DATA LISTING

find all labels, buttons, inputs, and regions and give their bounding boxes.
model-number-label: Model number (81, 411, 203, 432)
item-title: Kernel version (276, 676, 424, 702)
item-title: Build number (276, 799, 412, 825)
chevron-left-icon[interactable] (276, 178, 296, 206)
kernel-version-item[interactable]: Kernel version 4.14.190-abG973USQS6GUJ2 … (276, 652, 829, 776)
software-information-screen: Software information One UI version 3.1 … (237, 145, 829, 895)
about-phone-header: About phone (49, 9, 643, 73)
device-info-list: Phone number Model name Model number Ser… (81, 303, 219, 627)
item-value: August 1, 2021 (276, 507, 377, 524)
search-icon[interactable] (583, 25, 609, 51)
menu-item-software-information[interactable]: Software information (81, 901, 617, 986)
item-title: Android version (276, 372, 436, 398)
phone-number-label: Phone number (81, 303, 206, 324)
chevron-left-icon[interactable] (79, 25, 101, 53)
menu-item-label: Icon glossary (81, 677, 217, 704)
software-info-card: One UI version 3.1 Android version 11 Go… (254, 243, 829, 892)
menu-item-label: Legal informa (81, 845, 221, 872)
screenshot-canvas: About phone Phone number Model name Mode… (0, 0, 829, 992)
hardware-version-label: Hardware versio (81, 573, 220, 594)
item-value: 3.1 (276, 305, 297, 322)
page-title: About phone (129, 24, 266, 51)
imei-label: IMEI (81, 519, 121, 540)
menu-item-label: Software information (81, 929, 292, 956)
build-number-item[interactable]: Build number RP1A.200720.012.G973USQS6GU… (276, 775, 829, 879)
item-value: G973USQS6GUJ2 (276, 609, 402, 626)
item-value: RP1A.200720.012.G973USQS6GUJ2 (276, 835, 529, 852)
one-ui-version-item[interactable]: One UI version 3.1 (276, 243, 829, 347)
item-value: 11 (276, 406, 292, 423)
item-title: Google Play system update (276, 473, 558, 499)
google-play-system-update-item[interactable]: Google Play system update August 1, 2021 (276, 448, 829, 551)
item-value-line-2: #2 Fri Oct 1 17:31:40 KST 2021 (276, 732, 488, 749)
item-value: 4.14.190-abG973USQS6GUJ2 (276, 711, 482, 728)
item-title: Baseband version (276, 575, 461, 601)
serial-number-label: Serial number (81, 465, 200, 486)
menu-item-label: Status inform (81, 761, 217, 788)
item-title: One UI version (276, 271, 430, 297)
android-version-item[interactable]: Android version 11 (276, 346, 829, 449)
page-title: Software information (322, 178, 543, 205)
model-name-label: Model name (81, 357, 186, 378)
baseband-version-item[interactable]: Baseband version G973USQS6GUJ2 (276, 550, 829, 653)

EXERCISE BRIEF
Copy every line of the material above word for word, keeping the original order and punctuation.

ANSWER IN FULL
find all labels, buttons, inputs, and regions and give their bounding boxes.
model-number-label: Model number (81, 411, 203, 432)
item-title: Kernel version (276, 676, 424, 702)
item-title: Build number (276, 799, 412, 825)
chevron-left-icon[interactable] (276, 178, 296, 206)
kernel-version-item[interactable]: Kernel version 4.14.190-abG973USQS6GUJ2 … (276, 652, 829, 776)
software-information-screen: Software information One UI version 3.1 … (237, 145, 829, 895)
about-phone-header: About phone (49, 9, 643, 73)
device-info-list: Phone number Model name Model number Ser… (81, 303, 219, 627)
item-value: August 1, 2021 (276, 507, 377, 524)
search-icon[interactable] (583, 25, 609, 51)
menu-item-software-information[interactable]: Software information (81, 901, 617, 986)
item-title: Android version (276, 372, 436, 398)
phone-number-label: Phone number (81, 303, 206, 324)
chevron-left-icon[interactable] (79, 25, 101, 53)
menu-item-label: Icon glossary (81, 677, 217, 704)
software-info-card: One UI version 3.1 Android version 11 Go… (254, 243, 829, 892)
menu-item-label: Legal informa (81, 845, 221, 872)
screenshot-canvas: About phone Phone number Model name Mode… (0, 0, 829, 992)
hardware-version-label: Hardware versio (81, 573, 220, 594)
item-value: 3.1 (276, 305, 297, 322)
page-title: About phone (129, 24, 266, 51)
imei-label: IMEI (81, 519, 121, 540)
menu-item-label: Software information (81, 929, 292, 956)
build-number-item[interactable]: Build number RP1A.200720.012.G973USQS6GU… (276, 775, 829, 879)
item-value: G973USQS6GUJ2 (276, 609, 402, 626)
item-value: RP1A.200720.012.G973USQS6GUJ2 (276, 835, 529, 852)
one-ui-version-item[interactable]: One UI version 3.1 (276, 243, 829, 347)
item-value: 11 (276, 406, 292, 423)
item-title: Google Play system update (276, 473, 558, 499)
google-play-system-update-item[interactable]: Google Play system update August 1, 2021 (276, 448, 829, 551)
item-value-line-2: #2 Fri Oct 1 17:31:40 KST 2021 (276, 732, 488, 749)
item-value: 4.14.190-abG973USQS6GUJ2 (276, 711, 482, 728)
item-title: Baseband version (276, 575, 461, 601)
serial-number-label: Serial number (81, 465, 200, 486)
menu-item-label: Status inform (81, 761, 217, 788)
item-title: One UI version (276, 271, 430, 297)
android-version-item[interactable]: Android version 11 (276, 346, 829, 449)
page-title: Software information (322, 178, 543, 205)
model-name-label: Model name (81, 357, 186, 378)
baseband-version-item[interactable]: Baseband version G973USQS6GUJ2 (276, 550, 829, 653)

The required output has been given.